> [The problem] Without the images, output each record below as it stands.

[start]

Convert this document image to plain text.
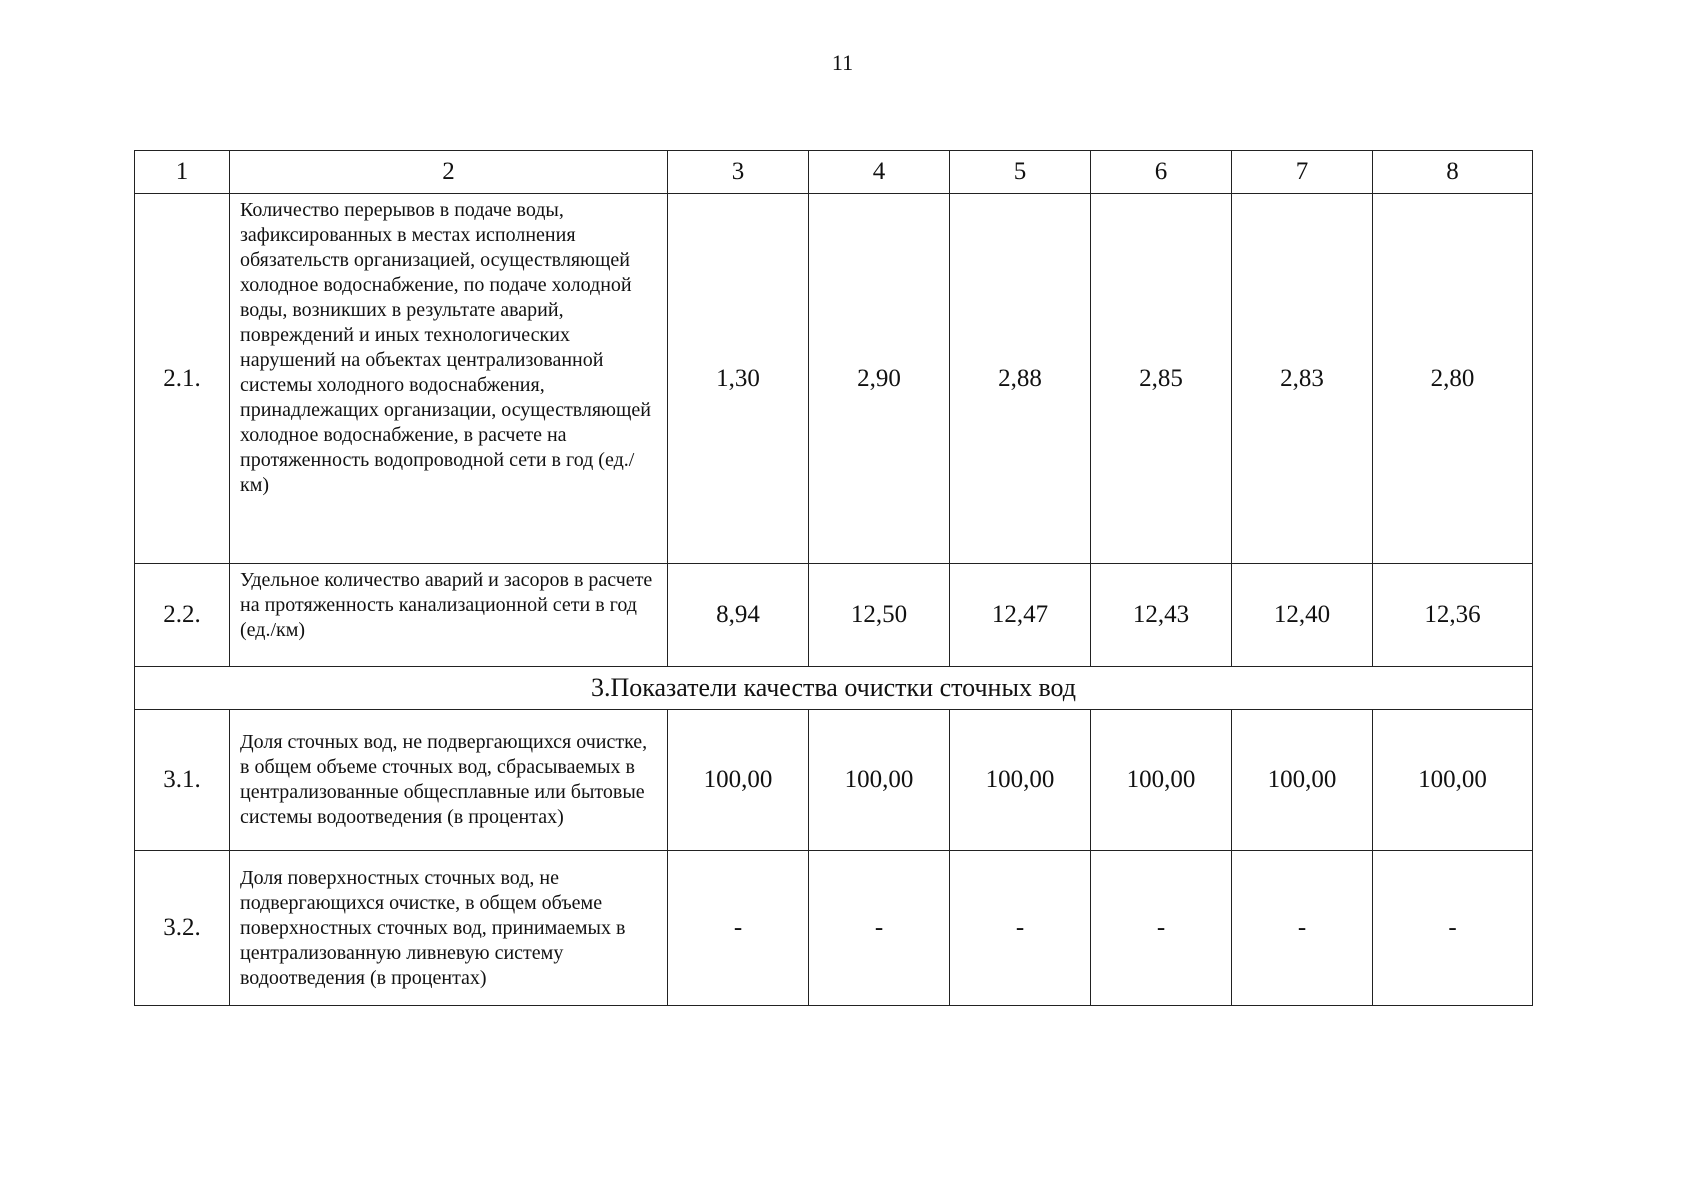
11
1	2	3	4	5	6	7	8
2.1.	Количество перерывов в подаче воды, зафиксированных в местах исполнения обязательств организацией, осуществляющей холодное водоснабжение, по подаче холодной воды, возникших в результате аварий, повреждений и иных технологических нарушений на объектах централизованной системы холодного водоснабжения, принадлежащих организации, осуществляющей холодное водоснабжение, в расчете на протяженность водопроводной сети в год (ед./км)	1,30	2,90	2,88	2,85	2,83	2,80
2.2.	Удельное количество аварий и засоров в расчете на протяженность канализационной сети в год (ед./км)	8,94	12,50	12,47	12,43	12,40	12,36
3.Показатели качества очистки сточных вод							
3.1.	Доля сточных вод, не подвергающихся очистке, в общем объеме сточных вод, сбрасываемых в централизованные общесплавные или бытовые системы водоотведения (в процентах)	100,00	100,00	100,00	100,00	100,00	100,00
3.2.	Доля поверхностных сточных вод, не подвергающихся очистке, в общем объеме поверхностных сточных вод, принимаемых в централизованную ливневую систему водоотведения (в процентах)	-	-	-	-	-	-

[end]

> [Task result]
Convert this document image to plain text.
11
1	2	3	4	5	6	7	8
2.1.	Количество перерывов в подаче воды, зафиксированных в местах исполнения обязательств организацией, осуществляющей холодное водоснабжение, по подаче холодной воды, возникших в результате аварий, повреждений и иных технологических нарушений на объектах централизованной системы холодного водоснабжения, принадлежащих организации, осуществляющей холодное водоснабжение, в расчете на протяженность водопроводной сети в год (ед./км)	1,30	2,90	2,88	2,85	2,83	2,80
2.2.	Удельное количество аварий и засоров в расчете на протяженность канализационной сети в год (ед./км)	8,94	12,50	12,47	12,43	12,40	12,36
3.Показатели качества очистки сточных вод							
3.1.	Доля сточных вод, не подвергающихся очистке, в общем объеме сточных вод, сбрасываемых в централизованные общесплавные или бытовые системы водоотведения (в процентах)	100,00	100,00	100,00	100,00	100,00	100,00
3.2.	Доля поверхностных сточных вод, не подвергающихся очистке, в общем объеме поверхностных сточных вод, принимаемых в централизованную ливневую систему водоотведения (в процентах)	-	-	-	-	-	-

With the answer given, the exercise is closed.